Retype every entry exactly, character for character.

— Start of Data listing —

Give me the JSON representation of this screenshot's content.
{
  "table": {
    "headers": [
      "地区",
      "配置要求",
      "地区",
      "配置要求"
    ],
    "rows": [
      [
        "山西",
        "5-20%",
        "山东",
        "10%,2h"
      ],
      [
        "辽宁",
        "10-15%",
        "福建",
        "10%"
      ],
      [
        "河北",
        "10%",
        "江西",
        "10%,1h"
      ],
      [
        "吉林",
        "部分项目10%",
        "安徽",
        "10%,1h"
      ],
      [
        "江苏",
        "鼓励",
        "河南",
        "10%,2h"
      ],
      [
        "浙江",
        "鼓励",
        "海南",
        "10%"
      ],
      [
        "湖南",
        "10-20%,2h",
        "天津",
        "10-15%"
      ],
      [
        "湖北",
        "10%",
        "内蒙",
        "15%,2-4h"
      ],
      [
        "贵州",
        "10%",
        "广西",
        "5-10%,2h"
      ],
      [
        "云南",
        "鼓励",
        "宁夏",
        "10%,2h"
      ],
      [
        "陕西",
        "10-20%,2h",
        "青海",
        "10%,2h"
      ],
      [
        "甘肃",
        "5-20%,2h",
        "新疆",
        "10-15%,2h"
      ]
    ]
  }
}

— End of Data listing —

| Output for this task |
Give me the JSON representation of this screenshot's content.
{
  "table": {
    "headers": [
      "地区",
      "配置要求",
      "地区",
      "配置要求"
    ],
    "rows": [
      [
        "山西",
        "5-20%",
        "山东",
        "10%,2h"
      ],
      [
        "辽宁",
        "10-15%",
        "福建",
        "10%"
      ],
      [
        "河北",
        "10%",
        "江西",
        "10%,1h"
      ],
      [
        "吉林",
        "部分项目10%",
        "安徽",
        "10%,1h"
      ],
      [
        "江苏",
        "鼓励",
        "河南",
        "10%,2h"
      ],
      [
        "浙江",
        "鼓励",
        "海南",
        "10%"
      ],
      [
        "湖南",
        "10-20%,2h",
        "天津",
        "10-15%"
      ],
      [
        "湖北",
        "10%",
        "内蒙",
        "15%,2-4h"
      ],
      [
        "贵州",
        "10%",
        "广西",
        "5-10%,2h"
      ],
      [
        "云南",
        "鼓励",
        "宁夏",
        "10%,2h"
      ],
      [
        "陕西",
        "10-20%,2h",
        "青海",
        "10%,2h"
      ],
      [
        "甘肃",
        "5-20%,2h",
        "新疆",
        "10-15%,2h"
      ]
    ]
  }
}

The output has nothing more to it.